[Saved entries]
◇ ◇ ◇

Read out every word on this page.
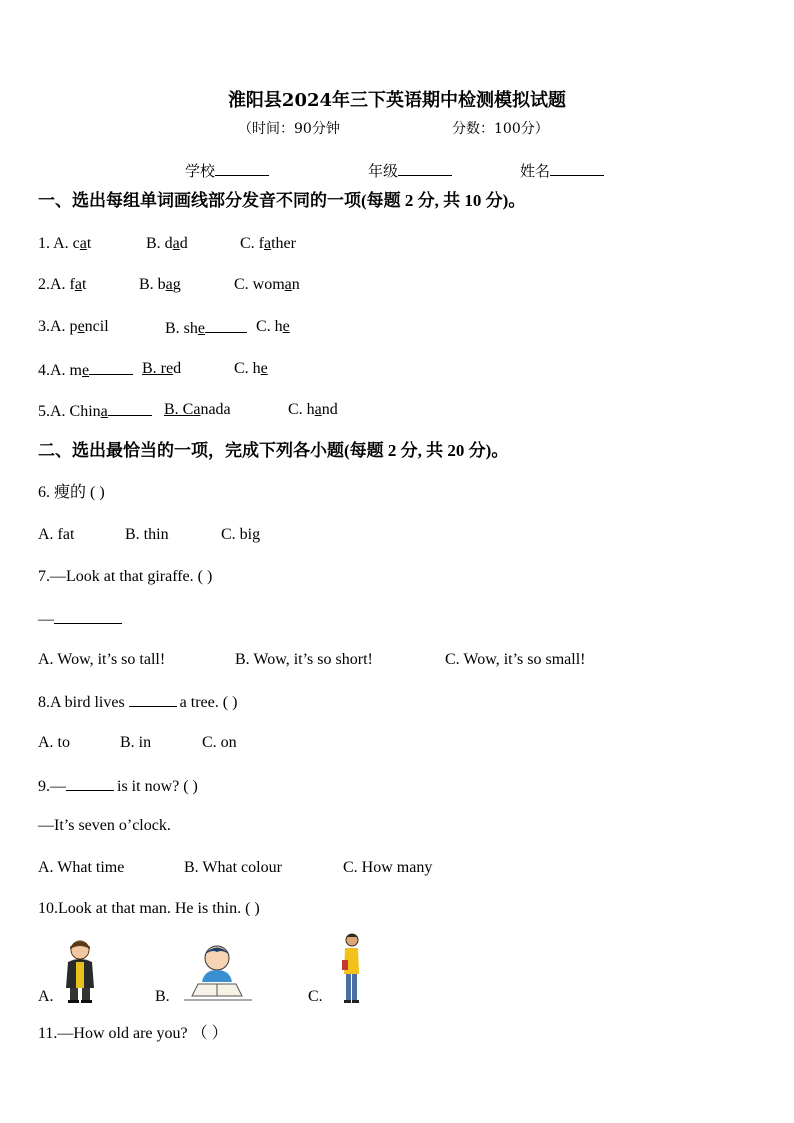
淮阳县2024年三下英语期中检测模拟试题
（时间：90分钟	分数：100分）
学校	年级	姓名
一、选出每组单词画线部分发音不同的一项(每题 2 分, 共 10 分)。
1. A. cat	B. dad	C. father
2.A. fat	B. bag	C. woman
3.A. pencil	B. she	C. he
4.A. me	B. red	C. he
5.A. China	B. Canada	C. hand
二、选出最恰当的一项，完成下列各小题(每题 2 分, 共 20 分)。
6. 瘦的 ( )
A. fat	B. thin	C. big
7.—Look at that giraffe. ( )
—
A. Wow, it’s so tall!	B. Wow, it’s so short!	C. Wow, it’s so small!
8.A bird lives	a tree. ( )
A. to	B. in	C. on
9.—	is it now? ( )
—It’s seven o’clock.
A. What time	B. What colour	C. How many
10.Look at that man. He is thin. ( )
A.	B.	C.
11.—How old are you? （ ）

◇ ◇ ◇

**EXERCISE OBJECTIVE:**
Without including any pictures, print all of the material exactly as given.

**WRITTEN SOLUTION:**
Read out every word on this page.
淮阳县2024年三下英语期中检测模拟试题
（时间：90分钟	分数：100分）
学校	年级	姓名
一、选出每组单词画线部分发音不同的一项(每题 2 分, 共 10 分)。
1. A. cat	B. dad	C. father
2.A. fat	B. bag	C. woman
3.A. pencil	B. she	C. he
4.A. me	B. red	C. he
5.A. China	B. Canada	C. hand
二、选出最恰当的一项，完成下列各小题(每题 2 分, 共 20 分)。
6. 瘦的 ( )
A. fat	B. thin	C. big
7.—Look at that giraffe. ( )
—
A. Wow, it’s so tall!	B. Wow, it’s so short!	C. Wow, it’s so small!
8.A bird lives	a tree. ( )
A. to	B. in	C. on
9.—	is it now? ( )
—It’s seven o’clock.
A. What time	B. What colour	C. How many
10.Look at that man. He is thin. ( )
A.	B.	C.
11.—How old are you? （ ）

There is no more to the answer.